• 課題の目的
次の選択テキストを、一字も変えずに最初から最後まで書き写してください。

• 選択テキスト
====

前世の記憶を持つシャーリーの覚悟が痛々しくて、読むと涙が出そうになる作品です。物語の中でもかつての名は明かされず「お嬢様」とだけ表現されています。彼女は悪逆の限りを尽くした前領主の娘ではありますが、悪事については全く知らずに無垢に過ごしていました。しかし家族の事実を知って生きながらえようとはせず、自ら断頭台で処刑されることを望みました。ただその選択は15年の時を経ても彼女を知る多くの人の心に傷を残していたのです。
レビュー&感想
シャーリーの前世での選択は、ヘルトとは恋人同士であってかつ裏切られたからこそなのですが、家族の罪を認め、それを仕方が無いことと受け入れていて、けしてヘルトを恨んだりはしていませんでした。

====

• 提供データ
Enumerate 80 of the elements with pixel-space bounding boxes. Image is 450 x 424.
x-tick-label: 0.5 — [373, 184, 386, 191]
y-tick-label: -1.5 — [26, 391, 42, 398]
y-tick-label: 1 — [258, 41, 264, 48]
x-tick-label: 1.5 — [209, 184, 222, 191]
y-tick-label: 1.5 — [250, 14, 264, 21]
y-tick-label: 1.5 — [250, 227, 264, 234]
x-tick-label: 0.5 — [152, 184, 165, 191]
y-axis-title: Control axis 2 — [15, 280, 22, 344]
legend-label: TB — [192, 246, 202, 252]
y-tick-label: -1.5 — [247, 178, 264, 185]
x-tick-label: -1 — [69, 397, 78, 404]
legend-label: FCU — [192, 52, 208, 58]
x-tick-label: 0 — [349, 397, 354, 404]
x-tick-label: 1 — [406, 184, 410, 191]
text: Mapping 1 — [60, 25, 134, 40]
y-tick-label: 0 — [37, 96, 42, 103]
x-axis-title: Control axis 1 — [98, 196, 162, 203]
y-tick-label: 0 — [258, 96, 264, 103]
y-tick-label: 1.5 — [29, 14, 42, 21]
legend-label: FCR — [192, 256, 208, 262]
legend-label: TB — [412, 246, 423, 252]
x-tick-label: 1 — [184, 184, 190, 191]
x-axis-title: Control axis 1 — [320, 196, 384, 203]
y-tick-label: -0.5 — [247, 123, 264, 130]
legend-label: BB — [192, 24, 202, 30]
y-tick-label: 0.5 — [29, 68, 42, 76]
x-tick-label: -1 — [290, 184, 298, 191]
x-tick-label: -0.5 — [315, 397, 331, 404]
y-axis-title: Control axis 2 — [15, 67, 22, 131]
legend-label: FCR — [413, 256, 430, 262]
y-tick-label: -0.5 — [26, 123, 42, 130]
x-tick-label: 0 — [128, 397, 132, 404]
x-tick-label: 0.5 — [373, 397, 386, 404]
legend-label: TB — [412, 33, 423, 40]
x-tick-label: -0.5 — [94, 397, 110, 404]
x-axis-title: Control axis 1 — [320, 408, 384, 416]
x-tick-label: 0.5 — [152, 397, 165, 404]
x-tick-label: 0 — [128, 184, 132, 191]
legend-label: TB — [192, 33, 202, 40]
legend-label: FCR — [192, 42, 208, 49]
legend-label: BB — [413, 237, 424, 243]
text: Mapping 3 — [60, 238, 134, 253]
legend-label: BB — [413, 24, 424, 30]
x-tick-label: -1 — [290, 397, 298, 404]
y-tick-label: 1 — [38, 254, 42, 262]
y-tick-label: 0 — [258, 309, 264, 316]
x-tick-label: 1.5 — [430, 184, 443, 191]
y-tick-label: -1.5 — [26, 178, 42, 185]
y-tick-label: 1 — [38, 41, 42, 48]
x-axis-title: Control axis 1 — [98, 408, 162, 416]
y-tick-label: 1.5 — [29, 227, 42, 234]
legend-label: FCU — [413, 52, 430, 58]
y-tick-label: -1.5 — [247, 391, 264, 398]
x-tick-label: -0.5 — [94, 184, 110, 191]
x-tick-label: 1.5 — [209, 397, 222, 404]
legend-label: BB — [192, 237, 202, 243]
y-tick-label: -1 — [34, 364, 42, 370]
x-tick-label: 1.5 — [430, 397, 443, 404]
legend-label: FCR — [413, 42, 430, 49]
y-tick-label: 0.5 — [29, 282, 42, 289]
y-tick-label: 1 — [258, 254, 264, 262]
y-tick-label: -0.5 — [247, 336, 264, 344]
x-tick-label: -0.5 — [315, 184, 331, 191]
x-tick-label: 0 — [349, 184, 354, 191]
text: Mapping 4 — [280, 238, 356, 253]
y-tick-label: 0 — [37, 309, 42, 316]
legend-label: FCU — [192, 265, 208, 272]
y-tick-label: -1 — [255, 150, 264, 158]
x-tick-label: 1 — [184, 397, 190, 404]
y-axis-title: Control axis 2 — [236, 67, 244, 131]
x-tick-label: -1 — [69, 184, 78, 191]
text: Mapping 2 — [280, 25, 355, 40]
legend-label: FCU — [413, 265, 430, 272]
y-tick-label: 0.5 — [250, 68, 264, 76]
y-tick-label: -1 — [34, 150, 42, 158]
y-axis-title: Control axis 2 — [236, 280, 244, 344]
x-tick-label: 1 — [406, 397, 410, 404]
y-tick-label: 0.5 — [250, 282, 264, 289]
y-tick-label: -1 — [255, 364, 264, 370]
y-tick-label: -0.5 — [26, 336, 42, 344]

====

• この問題の解答
前世の記憶を持つシャーリーの覚悟が痛々しくて、読むと涙が出そうになる作品です。物語の中でもかつての名は明かされず「お嬢様」とだけ表現されています。彼女は悪逆の限りを尽くした前領主の娘ではありますが、悪事については全く知らずに無垢に過ごしていました。しかし家族の事実を知って生きながらえようとはせず、自ら断頭台で処刑されることを望みました。ただその選択は15年の時を経ても彼女を知る多くの人の心に傷を残していたのです。
レビュー&感想
シャーリーの前世での選択は、ヘルトとは恋人同士であってかつ裏切られたからこそなのですが、家族の罪を認め、それを仕方が無いことと受け入れていて、けしてヘルトを恨んだりはしていませんでした。